#### Task objective:
All entries below need to be written out exactly, but without their pictures.

#### Exercise data:
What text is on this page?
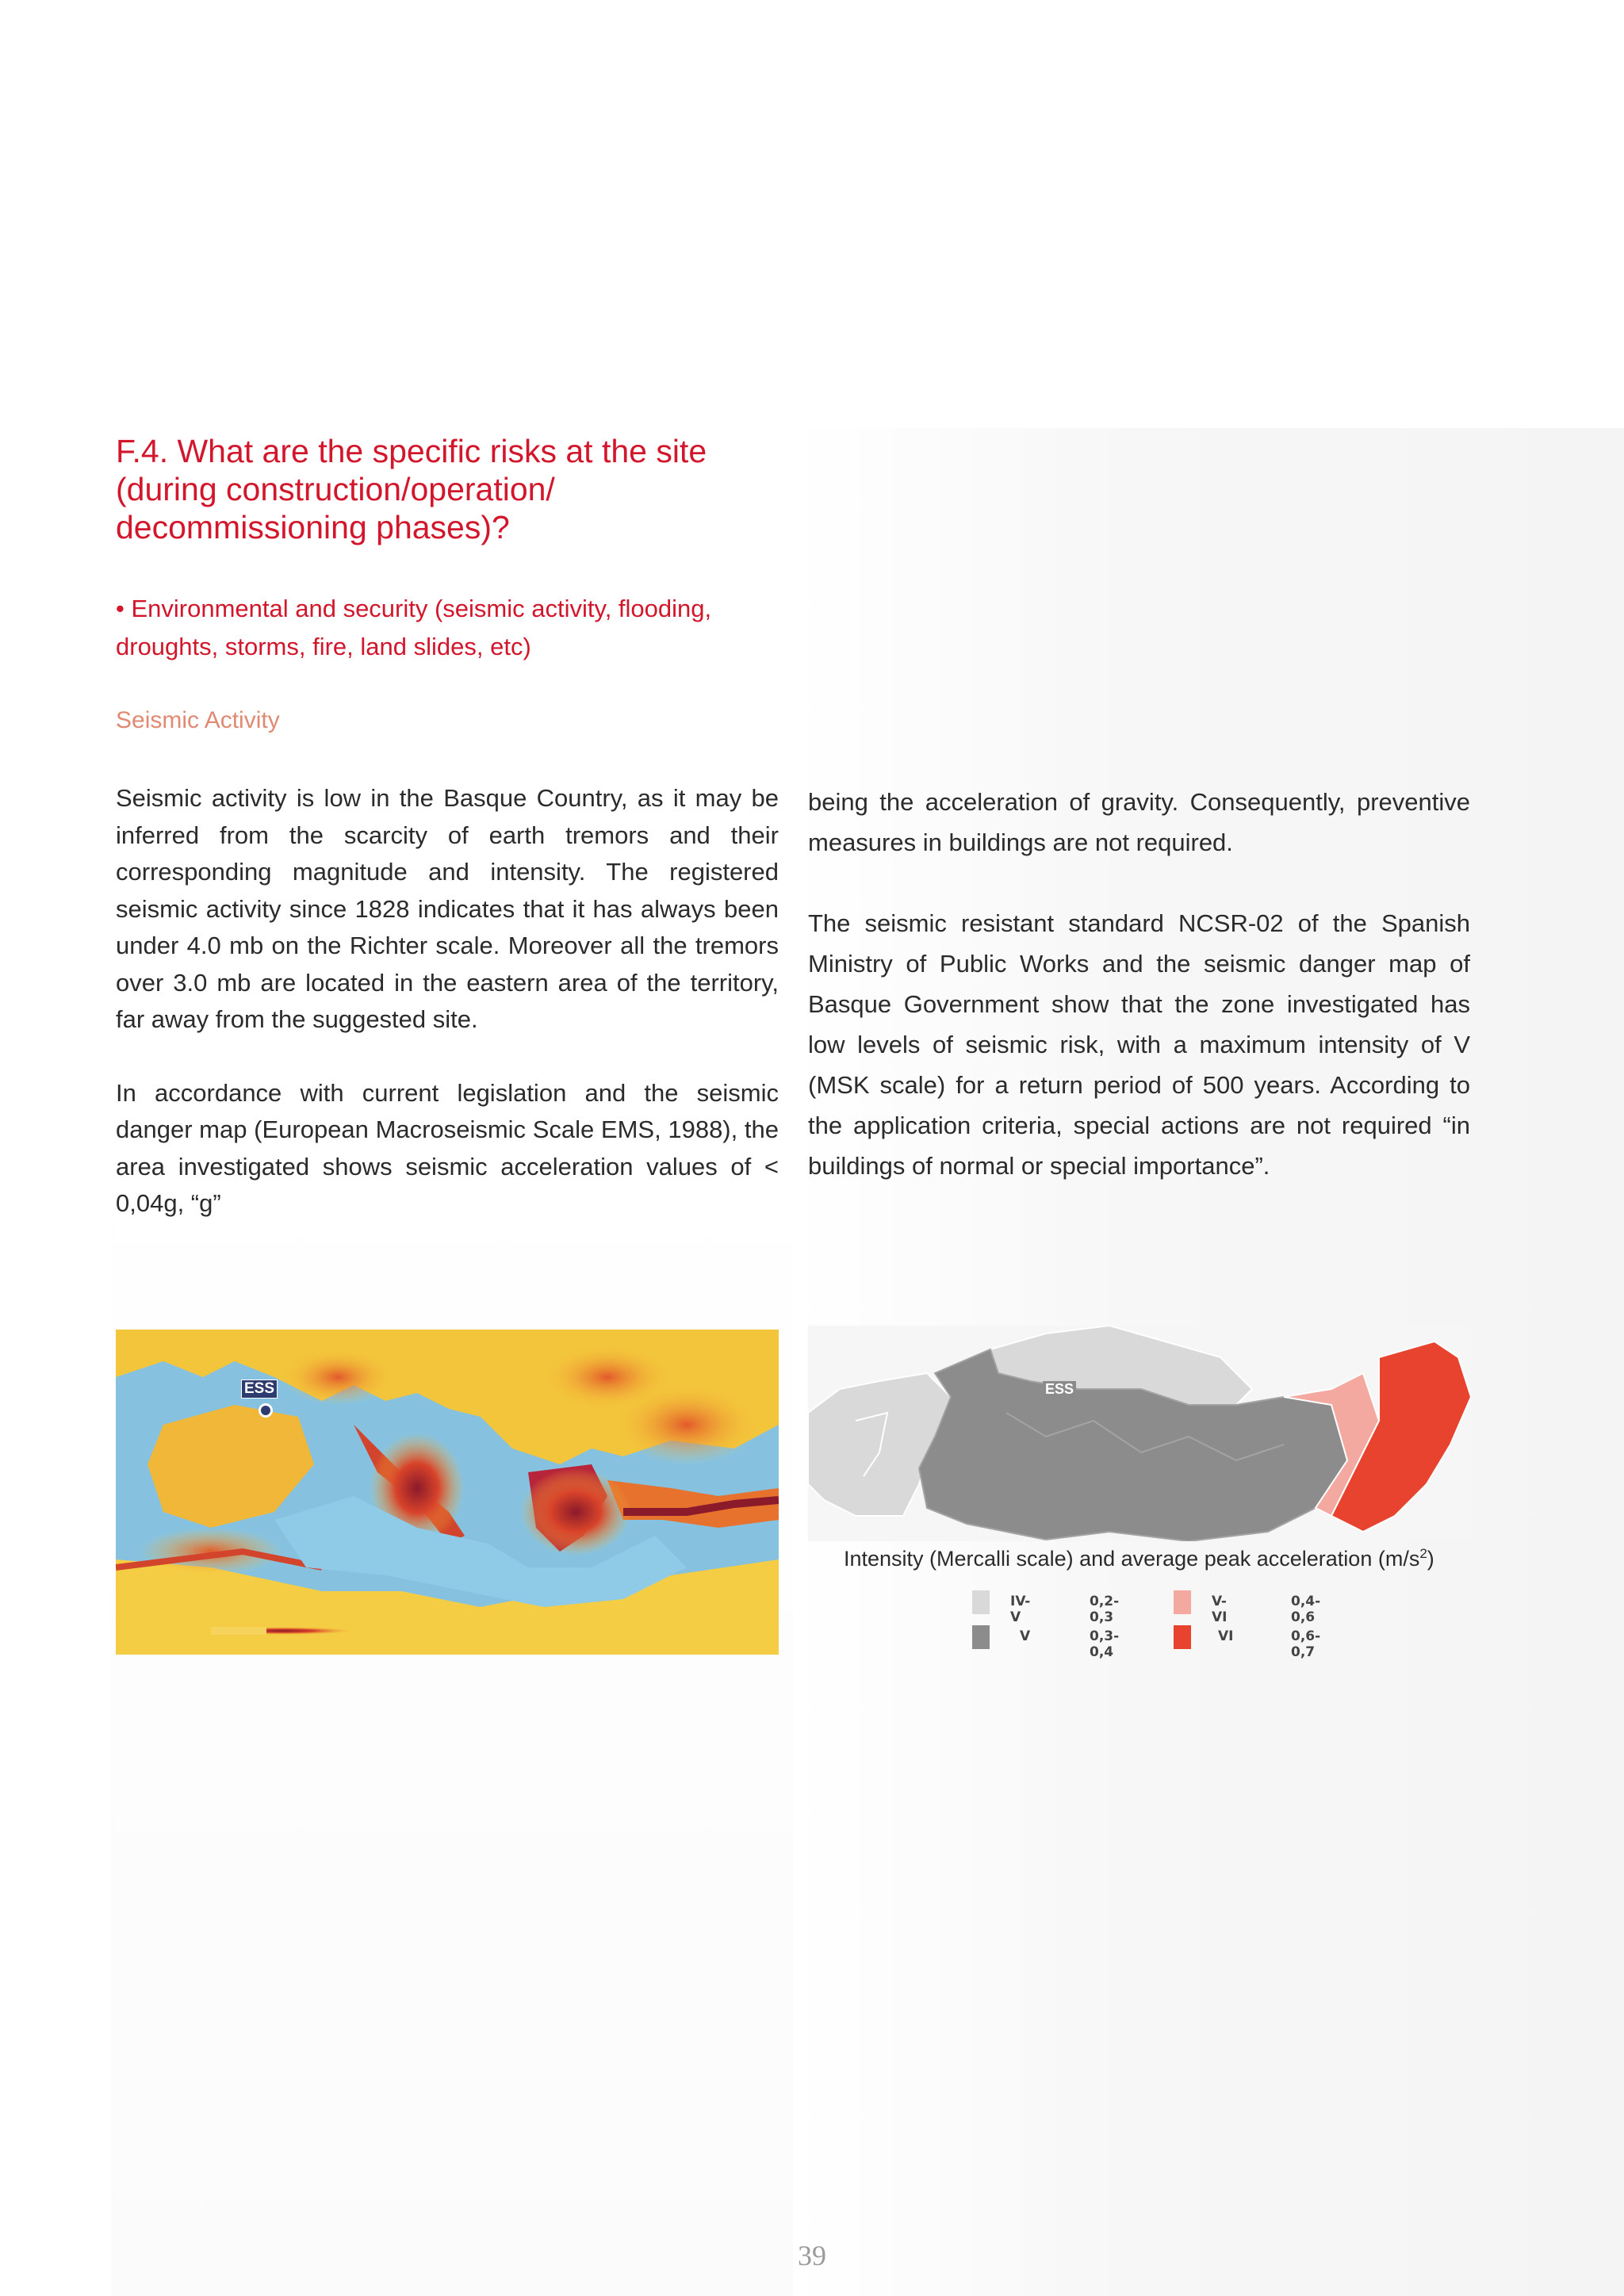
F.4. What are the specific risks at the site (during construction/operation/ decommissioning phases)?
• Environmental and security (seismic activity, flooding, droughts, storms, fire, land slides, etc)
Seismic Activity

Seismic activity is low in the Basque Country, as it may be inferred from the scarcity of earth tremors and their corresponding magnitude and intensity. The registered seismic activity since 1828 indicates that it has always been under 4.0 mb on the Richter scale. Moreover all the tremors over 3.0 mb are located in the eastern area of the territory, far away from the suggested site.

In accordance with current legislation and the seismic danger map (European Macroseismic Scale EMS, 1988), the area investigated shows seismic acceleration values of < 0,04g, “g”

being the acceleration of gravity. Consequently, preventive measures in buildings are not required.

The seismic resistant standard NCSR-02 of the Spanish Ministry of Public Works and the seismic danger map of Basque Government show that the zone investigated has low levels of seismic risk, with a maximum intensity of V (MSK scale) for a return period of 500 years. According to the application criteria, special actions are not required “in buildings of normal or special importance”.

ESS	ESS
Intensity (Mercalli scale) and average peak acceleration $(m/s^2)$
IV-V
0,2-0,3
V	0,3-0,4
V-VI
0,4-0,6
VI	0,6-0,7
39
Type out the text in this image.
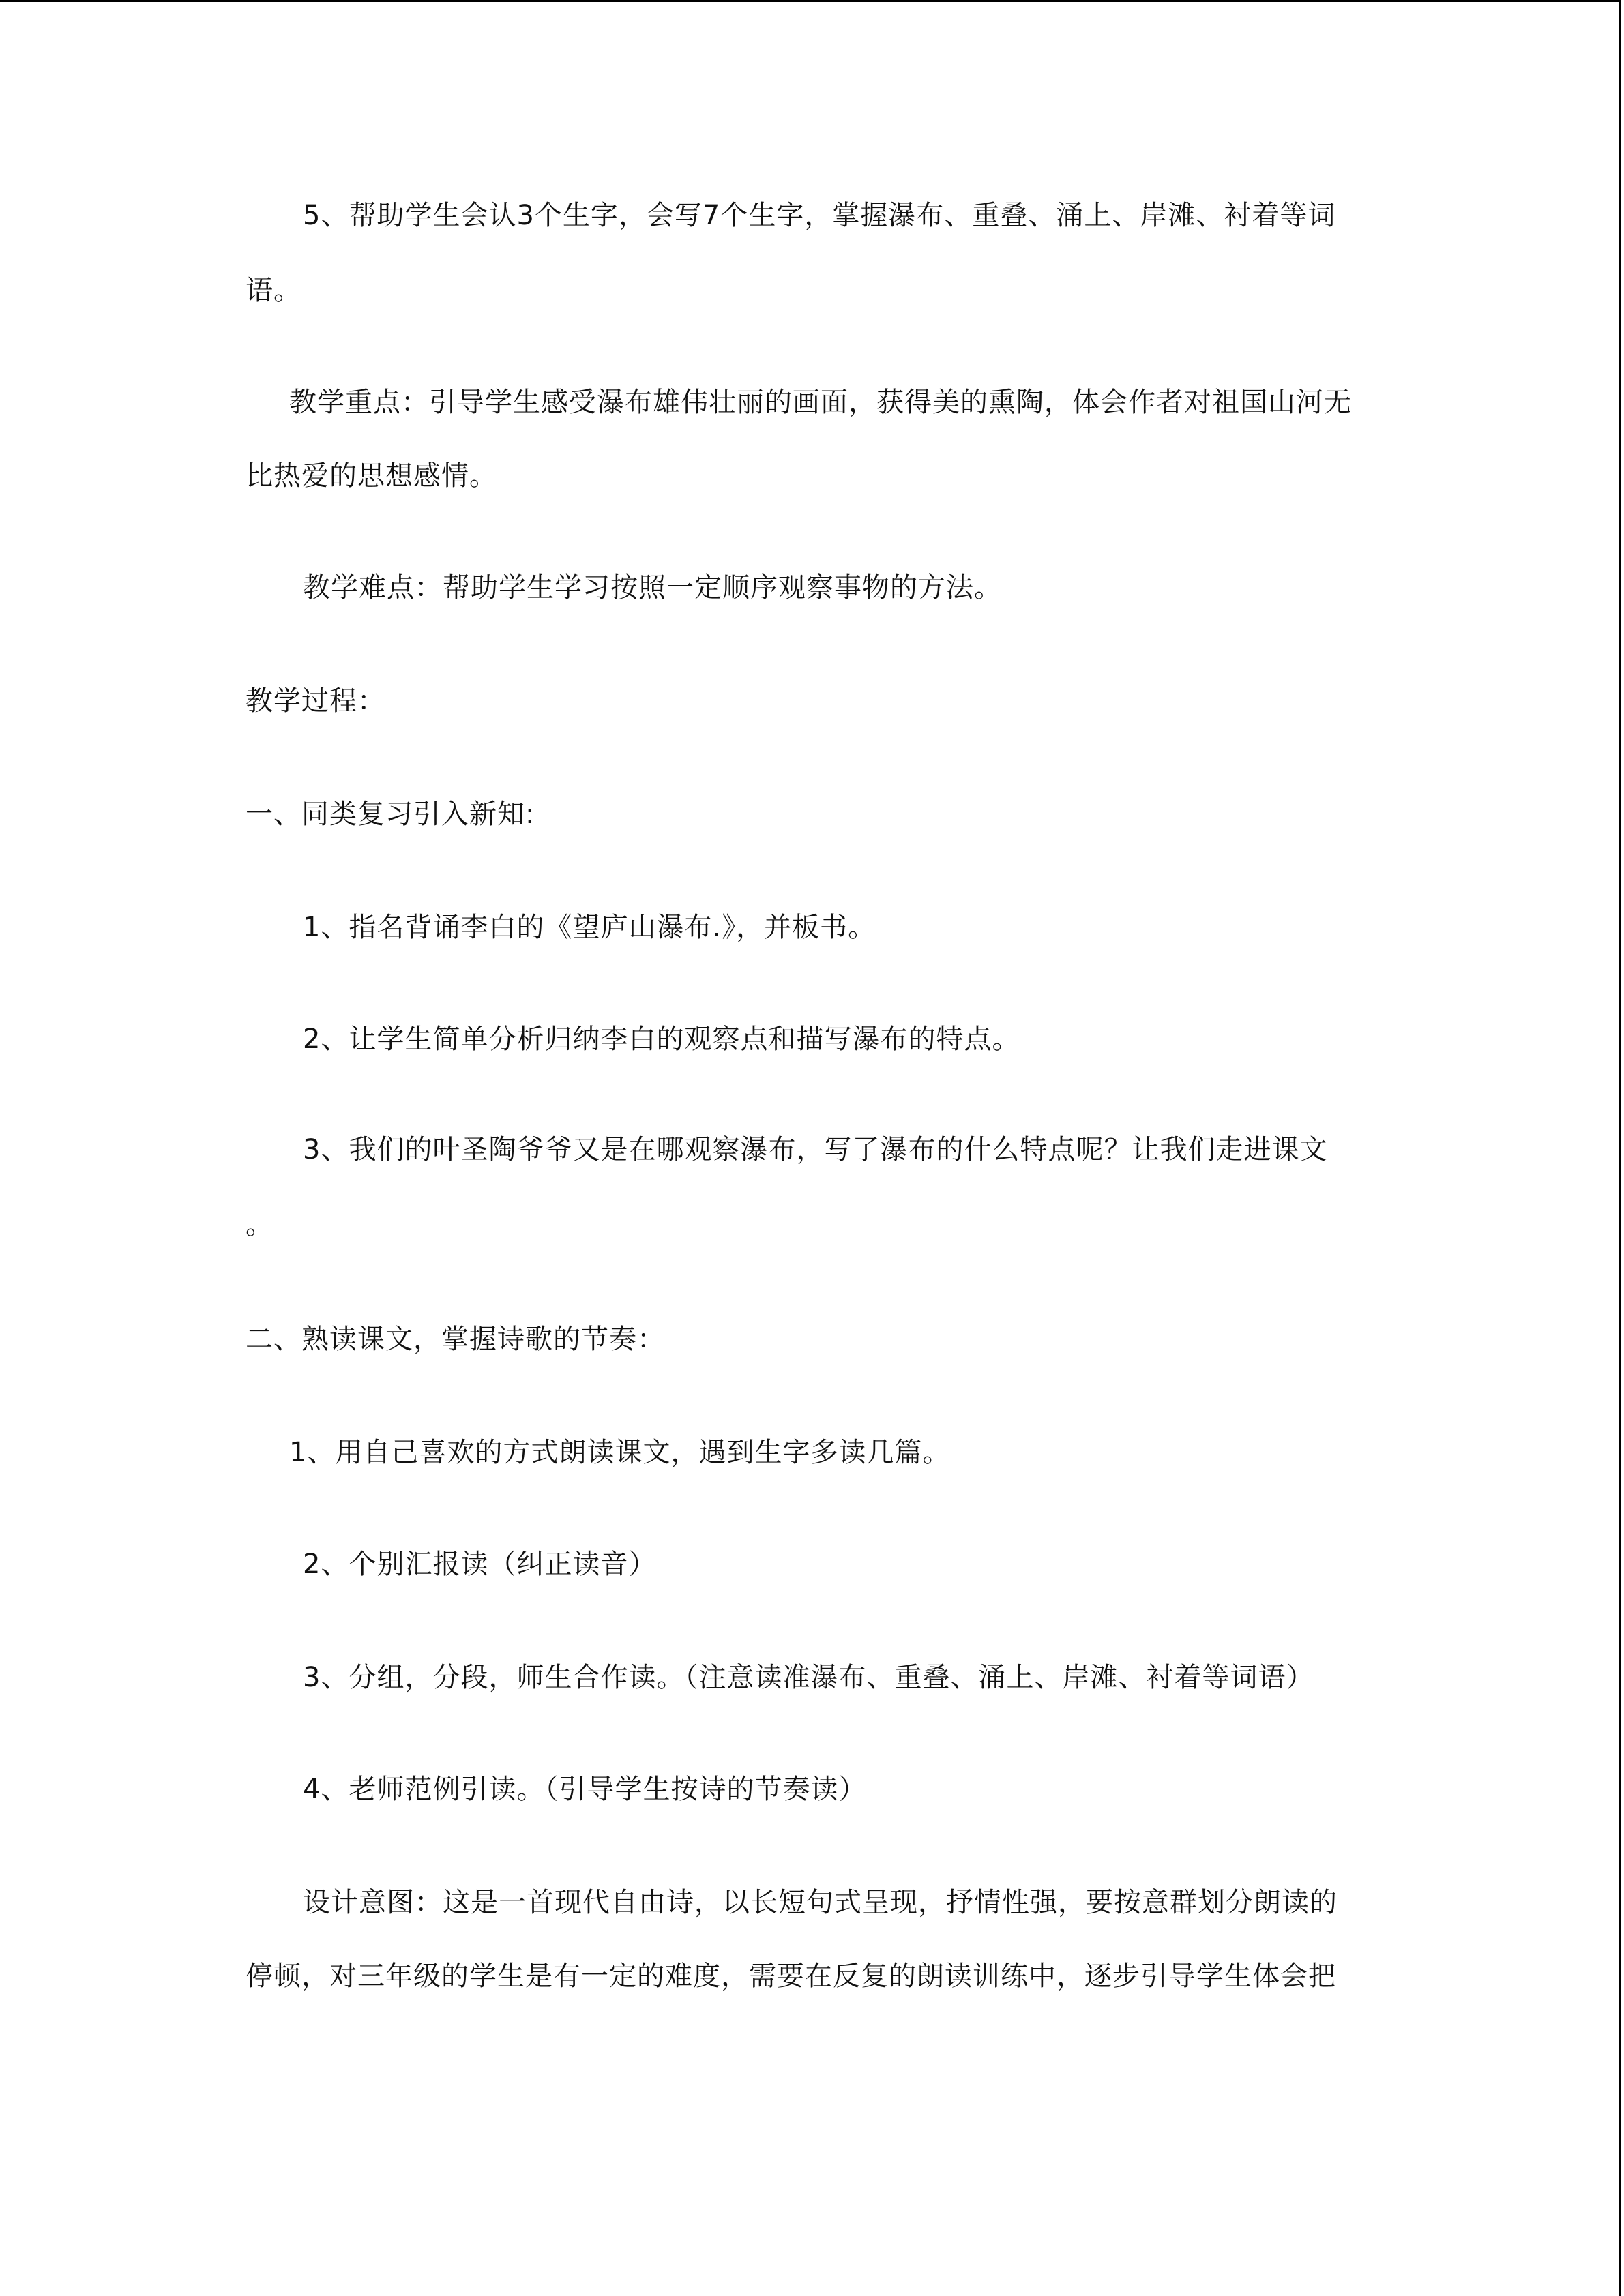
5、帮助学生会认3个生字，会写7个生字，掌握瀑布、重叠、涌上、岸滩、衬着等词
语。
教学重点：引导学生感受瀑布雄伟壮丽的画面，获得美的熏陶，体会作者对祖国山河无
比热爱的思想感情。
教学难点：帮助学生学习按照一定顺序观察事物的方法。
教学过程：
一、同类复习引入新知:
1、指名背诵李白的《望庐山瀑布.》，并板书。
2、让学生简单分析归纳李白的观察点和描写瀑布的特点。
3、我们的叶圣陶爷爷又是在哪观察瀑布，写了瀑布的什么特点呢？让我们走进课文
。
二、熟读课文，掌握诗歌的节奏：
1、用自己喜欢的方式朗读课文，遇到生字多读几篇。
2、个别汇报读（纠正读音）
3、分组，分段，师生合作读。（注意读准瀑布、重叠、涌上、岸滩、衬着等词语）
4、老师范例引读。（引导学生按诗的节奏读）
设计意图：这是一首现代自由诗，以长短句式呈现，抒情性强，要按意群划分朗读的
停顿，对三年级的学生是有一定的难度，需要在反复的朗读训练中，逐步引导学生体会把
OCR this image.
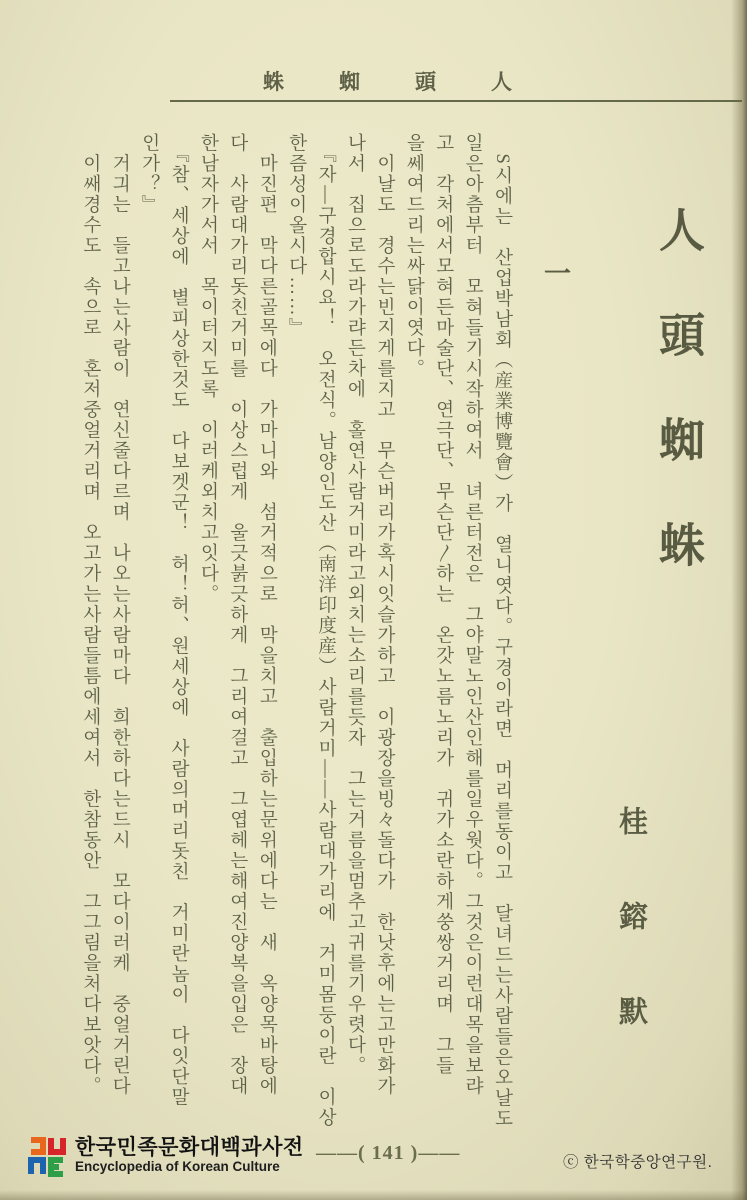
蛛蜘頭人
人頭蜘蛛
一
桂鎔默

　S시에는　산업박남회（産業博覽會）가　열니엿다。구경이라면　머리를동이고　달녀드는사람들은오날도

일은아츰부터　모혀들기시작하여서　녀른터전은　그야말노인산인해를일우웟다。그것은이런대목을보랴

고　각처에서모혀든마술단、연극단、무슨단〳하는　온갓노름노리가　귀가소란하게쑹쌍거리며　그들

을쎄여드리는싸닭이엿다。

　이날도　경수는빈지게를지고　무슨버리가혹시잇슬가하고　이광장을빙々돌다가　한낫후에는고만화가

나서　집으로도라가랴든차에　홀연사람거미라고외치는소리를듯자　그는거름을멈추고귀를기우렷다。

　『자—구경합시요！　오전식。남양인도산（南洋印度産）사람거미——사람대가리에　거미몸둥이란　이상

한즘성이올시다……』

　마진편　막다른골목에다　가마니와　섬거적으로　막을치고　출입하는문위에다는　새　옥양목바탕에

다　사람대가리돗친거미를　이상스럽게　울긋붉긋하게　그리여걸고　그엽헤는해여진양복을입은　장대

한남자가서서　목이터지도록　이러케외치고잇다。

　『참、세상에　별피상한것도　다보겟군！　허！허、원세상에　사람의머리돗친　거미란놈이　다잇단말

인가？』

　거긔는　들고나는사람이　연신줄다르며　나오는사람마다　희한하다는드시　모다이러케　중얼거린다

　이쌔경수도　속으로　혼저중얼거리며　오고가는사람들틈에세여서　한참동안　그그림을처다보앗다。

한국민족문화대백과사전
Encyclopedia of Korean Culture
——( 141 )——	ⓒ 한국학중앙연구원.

#### The solution:
What text is on this page?
F.4. What are the specific risks at the site (during construction/operation/ decommissioning phases)?
• Environmental and security (seismic activity, flooding, droughts, storms, fire, land slides, etc)
Seismic Activity

Seismic activity is low in the Basque Country, as it may be inferred from the scarcity of earth tremors and their corresponding magnitude and intensity. The registered seismic activity since 1828 indicates that it has always been under 4.0 mb on the Richter scale. Moreover all the tremors over 3.0 mb are located in the eastern area of the territory, far away from the suggested site.

In accordance with current legislation and the seismic danger map (European Macroseismic Scale EMS, 1988), the area investigated shows seismic acceleration values of < 0,04g, “g”

being the acceleration of gravity. Consequently, preventive measures in buildings are not required.

The seismic resistant standard NCSR-02 of the Spanish Ministry of Public Works and the seismic danger map of Basque Government show that the zone investigated has low levels of seismic risk, with a maximum intensity of V (MSK scale) for a return period of 500 years. According to the application criteria, special actions are not required “in buildings of normal or special importance”.

ESS	ESS
Intensity (Mercalli scale) and average peak acceleration $(m/s^2)$
IV-V
0,2-0,3
V	0,3-0,4
V-VI
0,4-0,6
VI	0,6-0,7
39
Type out the text in this image.
5、帮助学生会认3个生字，会写7个生字，掌握瀑布、重叠、涌上、岸滩、衬着等词
语。
教学重点：引导学生感受瀑布雄伟壮丽的画面，获得美的熏陶，体会作者对祖国山河无
比热爱的思想感情。
教学难点：帮助学生学习按照一定顺序观察事物的方法。
教学过程：
一、同类复习引入新知:
1、指名背诵李白的《望庐山瀑布.》，并板书。
2、让学生简单分析归纳李白的观察点和描写瀑布的特点。
3、我们的叶圣陶爷爷又是在哪观察瀑布，写了瀑布的什么特点呢？让我们走进课文
。
二、熟读课文，掌握诗歌的节奏：
1、用自己喜欢的方式朗读课文，遇到生字多读几篇。
2、个别汇报读（纠正读音）
3、分组，分段，师生合作读。（注意读准瀑布、重叠、涌上、岸滩、衬着等词语）
4、老师范例引读。（引导学生按诗的节奏读）
设计意图：这是一首现代自由诗，以长短句式呈现，抒情性强，要按意群划分朗读的
停顿，对三年级的学生是有一定的难度，需要在反复的朗读训练中，逐步引导学生体会把
OCR this image.
蛛蜘頭人
人頭蜘蛛
一
桂鎔默

　S시에는　산업박남회（産業博覽會）가　열니엿다。구경이라면　머리를동이고　달녀드는사람들은오날도

일은아츰부터　모혀들기시작하여서　녀른터전은　그야말노인산인해를일우웟다。그것은이런대목을보랴

고　각처에서모혀든마술단、연극단、무슨단〳하는　온갓노름노리가　귀가소란하게쑹쌍거리며　그들

을쎄여드리는싸닭이엿다。

　이날도　경수는빈지게를지고　무슨버리가혹시잇슬가하고　이광장을빙々돌다가　한낫후에는고만화가

나서　집으로도라가랴든차에　홀연사람거미라고외치는소리를듯자　그는거름을멈추고귀를기우렷다。

　『자—구경합시요！　오전식。남양인도산（南洋印度産）사람거미——사람대가리에　거미몸둥이란　이상

한즘성이올시다……』

　마진편　막다른골목에다　가마니와　섬거적으로　막을치고　출입하는문위에다는　새　옥양목바탕에

다　사람대가리돗친거미를　이상스럽게　울긋붉긋하게　그리여걸고　그엽헤는해여진양복을입은　장대

한남자가서서　목이터지도록　이러케외치고잇다。

　『참、세상에　별피상한것도　다보겟군！　허！허、원세상에　사람의머리돗친　거미란놈이　다잇단말

인가？』

　거긔는　들고나는사람이　연신줄다르며　나오는사람마다　희한하다는드시　모다이러케　중얼거린다

　이쌔경수도　속으로　혼저중얼거리며　오고가는사람들틈에세여서　한참동안　그그림을처다보앗다。

한국민족문화대백과사전
Encyclopedia of Korean Culture
——( 141 )——	ⓒ 한국학중앙연구원.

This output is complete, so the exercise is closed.